Data records
#####
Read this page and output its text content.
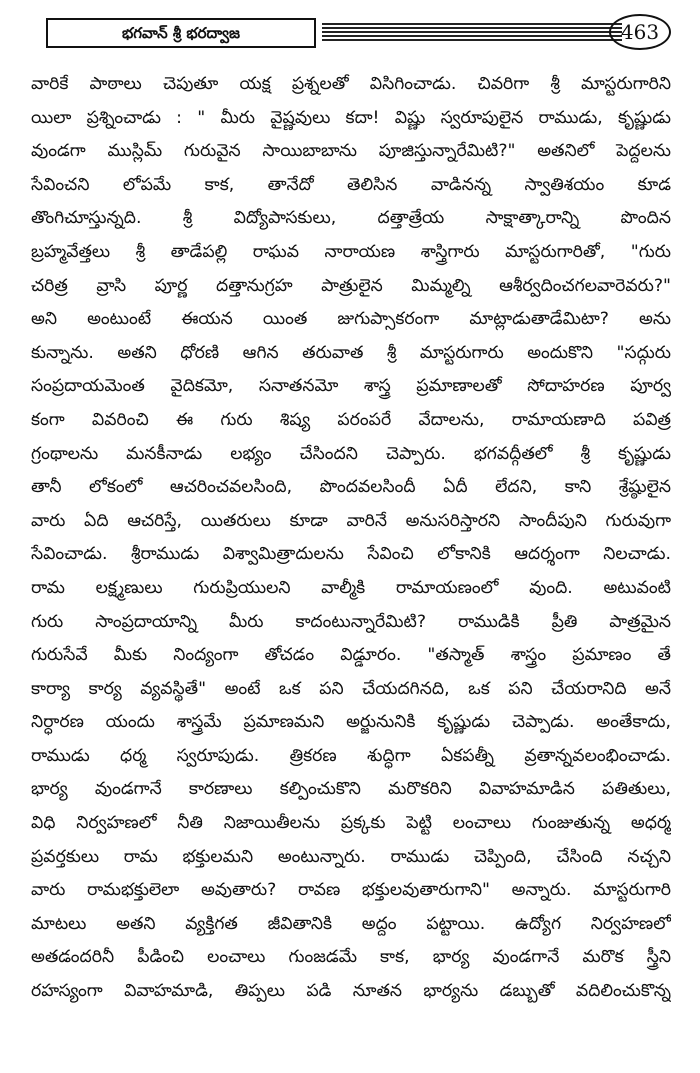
భగవాన్ శ్రీ భరద్వాజ	463
వారికే పాఠాలు చెపుతూ యక్ష ప్రశ్నలతో విసిగించాడు. చివరిగా శ్రీ మాస్టరుగారిని
యిలా ప్రశ్నించాడు : " మీరు వైష్ణవులు కదా! విష్ణు స్వరూపులైన రాముడు, కృష్ణుడు
వుండగా ముస్లిమ్ గురువైన సాయిబాబాను పూజిస్తున్నారేమిటి?" అతనిలో పెద్దలను
సేవించని లోపమే కాక, తానేదో తెలిసిన వాడినన్న స్వాతిశయం కూడ
తొంగిచూస్తున్నది. శ్రీ విద్యోపాసకులు, దత్తాత్రేయ సాక్షాత్కారాన్ని పొందిన
బ్రహ్మవేత్తలు శ్రీ తాడేపల్లి రాఘవ నారాయణ శాస్త్రిగారు మాస్టరుగారితో, "గురు
చరిత్ర వ్రాసి పూర్ణ దత్తానుగ్రహ పాత్రులైన మిమ్మల్ని ఆశీర్వదించగలవారెవరు?"
అని అంటుంటే ఈయన యింత జుగుప్సాకరంగా మాట్లాడుతాడేమిటా? అను
కున్నాను. అతని ధోరణి ఆగిన తరువాత శ్రీ మాస్టరుగారు అందుకొని "సద్గురు
సంప్రదాయమెంత వైదికమో, సనాతనమో శాస్త్ర ప్రమాణాలతో సోదాహరణ పూర్వ
కంగా వివరించి ఈ గురు శిష్య పరంపరే వేదాలను, రామాయణాది పవిత్ర
గ్రంథాలను మనకీనాడు లభ్యం చేసిందని చెప్పారు. భగవద్గీతలో శ్రీ కృష్ణుడు
తానీ లోకంలో ఆచరించవలసింది, పొందవలసిందీ ఏదీ లేదని, కాని శ్రేష్ఠులైన
వారు ఏది ఆచరిస్తే, యితరులు కూడా వారినే అనుసరిస్తారని సాందీపుని గురువుగా
సేవించాడు. శ్రీరాముడు విశ్వామిత్రాదులను సేవించి లోకానికి ఆదర్శంగా నిలచాడు.
రామ లక్ష్మణులు గురుప్రియులని వాల్మీకి రామాయణంలో వుంది. అటువంటి
గురు సాంప్రదాయాన్ని మీరు కాదంటున్నారేమిటి? రాముడికి ప్రీతి పాత్రమైన
గురుసేవే మీకు నింద్యంగా తోచడం విడ్డూరం. "తస్మాత్ శాస్త్రం ప్రమాణం తే
కార్యా కార్య వ్యవస్థితే" అంటే ఒక పని చేయదగినది, ఒక పని చేయరానిది అనే
నిర్ధారణ యందు శాస్త్రమే ప్రమాణమని అర్జునునికి కృష్ణుడు చెప్పాడు. అంతేకాదు,
రాముడు ధర్మ స్వరూపుడు. త్రికరణ శుద్ధిగా ఏకపత్నీ వ్రతాన్నవలంభించాడు.
భార్య వుండగానే కారణాలు కల్పించుకొని మరొకరిని వివాహమాడిన పతితులు,
విధి నిర్వహణలో నీతి నిజాయితీలను ప్రక్కకు పెట్టి లంచాలు గుంజుతున్న అధర్మ
ప్రవర్తకులు రామ భక్తులమని అంటున్నారు. రాముడు చెప్పింది, చేసింది నచ్చని
వారు రామభక్తులెలా అవుతారు? రావణ భక్తులవుతారుగాని" అన్నారు. మాస్టరుగారి
మాటలు అతని వ్యక్తిగత జీవితానికి అద్దం పట్టాయి. ఉద్యోగ నిర్వహణలో
అతడందరినీ పీడించి లంచాలు గుంజడమే కాక, భార్య వుండగానే మరొక స్త్రీని
రహస్యంగా వివాహమాడి, తిప్పలు పడి నూతన భార్యను డబ్బుతో వదిలించుకొన్న
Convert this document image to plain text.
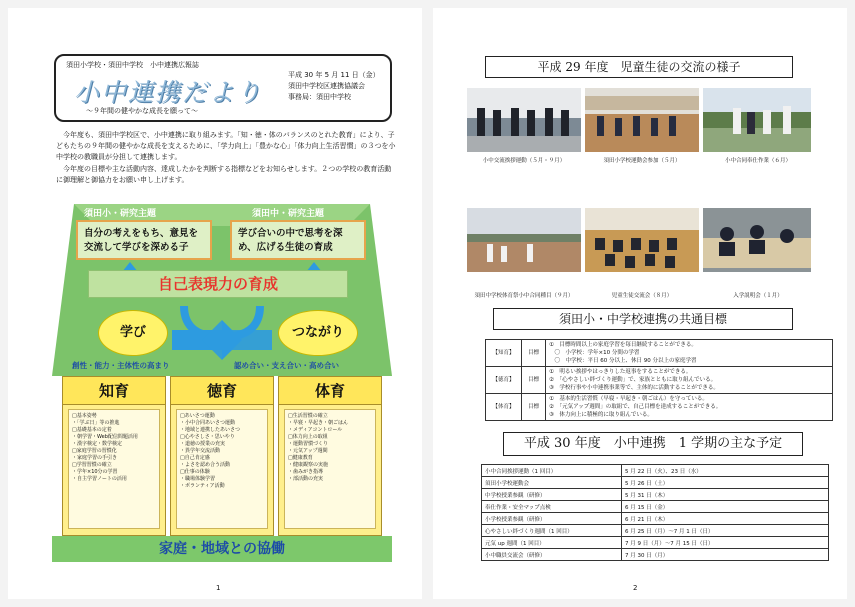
須田小学校・須田中学校　小中連携広報誌
小中連携だより
～９年間の健やかな成長を願って～
平成 30 年 5 月 11 日（金）
須田中学校区連携協議会
事務局：須田中学校

今年度も、須田中学校区で、小中連携に取り組みます。「知・徳・体のバランスのとれた教育」により、子どもたちの９年間の健やかな成長を支えるために、「学力向上」「豊かな心」「体力向上生活習慣」の３つを小中学校の教職員が分担して連携します。

今年度の目標や主な活動内容、達成したかを判断する指標などをお知らせします。２つの学校の教育活動に御理解と御協力をお願い申し上げます。

須田小・研究主題	須田中・研究主題
自分の考えをもち、意見を交流して学びを深める子
学び合いの中で思考を深め、広げる生徒の育成
自己表現力の育成
学び	つながり
創性・能力・主体性の高まり	認め合い・支え合い・高め合い
知育
□基本姿勢
・「学ぶ日」等の推進
□基礎基本の定着
・朝学習・Web配信問題活用
・漢字検定・数学検定
□家庭学習の習慣化
・家庭学習の手引き
□学習習慣の確立
・学年×10分の学習
・自主学習ノートの活用
徳育
□あいさつ運動
・小中合同あいさつ運動
・地域と連携したあいさつ
□心やさしさ・思いやり
・道徳の授業の充実
・異学年交流活動
□自己肯定感
・よさを認め合う活動
□仕事の体験
・職場体験学習
・ボランティア活動
体育
□生活習慣の確立
・早寝・早起き・朝ごはん
・メディアコントロール
□体力向上の取組
・運動習慣づくり
・元気アップ週間
□健康教育
・健康観察の実施
・歯みがき指導
・部活動の充実
家庭・地域との協働
1
平成 29 年度　児童生徒の交流の様子
小中交流挨拶運動（５月・９月）	須田小学校運動会参加（５月）	小中合同奉仕作業（６月）
須田中学校体育祭小中合同種目（９月）	児童生徒交流会（８月）	入学説明会（１月）
須田小・中学校連携の共通目標
【知育】	目標	①　目標時間以上の家庭学習を毎日継続することができる。
　〇　小学校：学年×10 分間の学習
　〇　中学校：平日 60 分以上、休日 90 分以上の家庭学習

【徳育】	目標	①　明るい挨拶やはっきりした返事をすることができる。
②　「心やさしい絆づくり運動」で、家族とともに取り組んでいる。
③　学校行事や小中連携事業等で、主体的に活動することができる。

【体育】	目標	①　基本的生活習慣（早寝・早起き・朝ごはん）を守っている。
②　「元気アップ週間」の取組で、自己目標を達成することができる。
③　体力向上に積極的に取り組んでいる。
平成 30 年度　小中連携　1 学期の主な予定
小中合同挨拶運動（1 回目）	5 月 22 日（火）、23 日（水）
須田小学校運動会	5 月 26 日（土）
中学校授業参観（研修）	5 月 31 日（木）
奉仕作業・安全マップ点検	6 月 15 日（金）
小学校授業参観（研修）	6 月 21 日（木）
心やさしい絆づくり週間（1 回目）	6 月 25 日（月）〜7 月 1 日（日）
元気 up 週間（1 回目）	7 月 9 日（月）〜7 月 15 日（日）
小中職員交流会（研修）	7 月 30 日（月）
2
#####
**Exercise aim**
Each record above is to be restated exactly, with its pictures removed from the copy.

**Result of this exercise**
Read this page and output its text content.
భగవాన్ శ్రీ భరద్వాజ	463
వారికే పాఠాలు చెపుతూ యక్ష ప్రశ్నలతో విసిగించాడు. చివరిగా శ్రీ మాస్టరుగారిని
యిలా ప్రశ్నించాడు : " మీరు వైష్ణవులు కదా! విష్ణు స్వరూపులైన రాముడు, కృష్ణుడు
వుండగా ముస్లిమ్ గురువైన సాయిబాబాను పూజిస్తున్నారేమిటి?" అతనిలో పెద్దలను
సేవించని లోపమే కాక, తానేదో తెలిసిన వాడినన్న స్వాతిశయం కూడ
తొంగిచూస్తున్నది. శ్రీ విద్యోపాసకులు, దత్తాత్రేయ సాక్షాత్కారాన్ని పొందిన
బ్రహ్మవేత్తలు శ్రీ తాడేపల్లి రాఘవ నారాయణ శాస్త్రిగారు మాస్టరుగారితో, "గురు
చరిత్ర వ్రాసి పూర్ణ దత్తానుగ్రహ పాత్రులైన మిమ్మల్ని ఆశీర్వదించగలవారెవరు?"
అని అంటుంటే ఈయన యింత జుగుప్సాకరంగా మాట్లాడుతాడేమిటా? అను
కున్నాను. అతని ధోరణి ఆగిన తరువాత శ్రీ మాస్టరుగారు అందుకొని "సద్గురు
సంప్రదాయమెంత వైదికమో, సనాతనమో శాస్త్ర ప్రమాణాలతో సోదాహరణ పూర్వ
కంగా వివరించి ఈ గురు శిష్య పరంపరే వేదాలను, రామాయణాది పవిత్ర
గ్రంథాలను మనకీనాడు లభ్యం చేసిందని చెప్పారు. భగవద్గీతలో శ్రీ కృష్ణుడు
తానీ లోకంలో ఆచరించవలసింది, పొందవలసిందీ ఏదీ లేదని, కాని శ్రేష్ఠులైన
వారు ఏది ఆచరిస్తే, యితరులు కూడా వారినే అనుసరిస్తారని సాందీపుని గురువుగా
సేవించాడు. శ్రీరాముడు విశ్వామిత్రాదులను సేవించి లోకానికి ఆదర్శంగా నిలచాడు.
రామ లక్ష్మణులు గురుప్రియులని వాల్మీకి రామాయణంలో వుంది. అటువంటి
గురు సాంప్రదాయాన్ని మీరు కాదంటున్నారేమిటి? రాముడికి ప్రీతి పాత్రమైన
గురుసేవే మీకు నింద్యంగా తోచడం విడ్డూరం. "తస్మాత్ శాస్త్రం ప్రమాణం తే
కార్యా కార్య వ్యవస్థితే" అంటే ఒక పని చేయదగినది, ఒక పని చేయరానిది అనే
నిర్ధారణ యందు శాస్త్రమే ప్రమాణమని అర్జునునికి కృష్ణుడు చెప్పాడు. అంతేకాదు,
రాముడు ధర్మ స్వరూపుడు. త్రికరణ శుద్ధిగా ఏకపత్నీ వ్రతాన్నవలంభించాడు.
భార్య వుండగానే కారణాలు కల్పించుకొని మరొకరిని వివాహమాడిన పతితులు,
విధి నిర్వహణలో నీతి నిజాయితీలను ప్రక్కకు పెట్టి లంచాలు గుంజుతున్న అధర్మ
ప్రవర్తకులు రామ భక్తులమని అంటున్నారు. రాముడు చెప్పింది, చేసింది నచ్చని
వారు రామభక్తులెలా అవుతారు? రావణ భక్తులవుతారుగాని" అన్నారు. మాస్టరుగారి
మాటలు అతని వ్యక్తిగత జీవితానికి అద్దం పట్టాయి. ఉద్యోగ నిర్వహణలో
అతడందరినీ పీడించి లంచాలు గుంజడమే కాక, భార్య వుండగానే మరొక స్త్రీని
రహస్యంగా వివాహమాడి, తిప్పలు పడి నూతన భార్యను డబ్బుతో వదిలించుకొన్న
Convert this document image to plain text.
須田小学校・須田中学校　小中連携広報誌
小中連携だより
～９年間の健やかな成長を願って～
平成 30 年 5 月 11 日（金）
須田中学校区連携協議会
事務局：須田中学校

今年度も、須田中学校区で、小中連携に取り組みます。「知・徳・体のバランスのとれた教育」により、子どもたちの９年間の健やかな成長を支えるために、「学力向上」「豊かな心」「体力向上生活習慣」の３つを小中学校の教職員が分担して連携します。

今年度の目標や主な活動内容、達成したかを判断する指標などをお知らせします。２つの学校の教育活動に御理解と御協力をお願い申し上げます。

須田小・研究主題	須田中・研究主題
自分の考えをもち、意見を交流して学びを深める子
学び合いの中で思考を深め、広げる生徒の育成
自己表現力の育成
学び	つながり
創性・能力・主体性の高まり	認め合い・支え合い・高め合い
知育
□基本姿勢
・「学ぶ日」等の推進
□基礎基本の定着
・朝学習・Web配信問題活用
・漢字検定・数学検定
□家庭学習の習慣化
・家庭学習の手引き
□学習習慣の確立
・学年×10分の学習
・自主学習ノートの活用
徳育
□あいさつ運動
・小中合同あいさつ運動
・地域と連携したあいさつ
□心やさしさ・思いやり
・道徳の授業の充実
・異学年交流活動
□自己肯定感
・よさを認め合う活動
□仕事の体験
・職場体験学習
・ボランティア活動
体育
□生活習慣の確立
・早寝・早起き・朝ごはん
・メディアコントロール
□体力向上の取組
・運動習慣づくり
・元気アップ週間
□健康教育
・健康観察の実施
・歯みがき指導
・部活動の充実
家庭・地域との協働
1
平成 29 年度　児童生徒の交流の様子
小中交流挨拶運動（５月・９月）	須田小学校運動会参加（５月）	小中合同奉仕作業（６月）
須田中学校体育祭小中合同種目（９月）	児童生徒交流会（８月）	入学説明会（１月）
須田小・中学校連携の共通目標
【知育】	目標	①　目標時間以上の家庭学習を毎日継続することができる。
　〇　小学校：学年×10 分間の学習
　〇　中学校：平日 60 分以上、休日 90 分以上の家庭学習

【徳育】	目標	①　明るい挨拶やはっきりした返事をすることができる。
②　「心やさしい絆づくり運動」で、家族とともに取り組んでいる。
③　学校行事や小中連携事業等で、主体的に活動することができる。

【体育】	目標	①　基本的生活習慣（早寝・早起き・朝ごはん）を守っている。
②　「元気アップ週間」の取組で、自己目標を達成することができる。
③　体力向上に積極的に取り組んでいる。
平成 30 年度　小中連携　1 学期の主な予定
小中合同挨拶運動（1 回目）	5 月 22 日（火）、23 日（水）
須田小学校運動会	5 月 26 日（土）
中学校授業参観（研修）	5 月 31 日（木）
奉仕作業・安全マップ点検	6 月 15 日（金）
小学校授業参観（研修）	6 月 21 日（木）
心やさしい絆づくり週間（1 回目）	6 月 25 日（月）〜7 月 1 日（日）
元気 up 週間（1 回目）	7 月 9 日（月）〜7 月 15 日（日）
小中職員交流会（研修）	7 月 30 日（月）
2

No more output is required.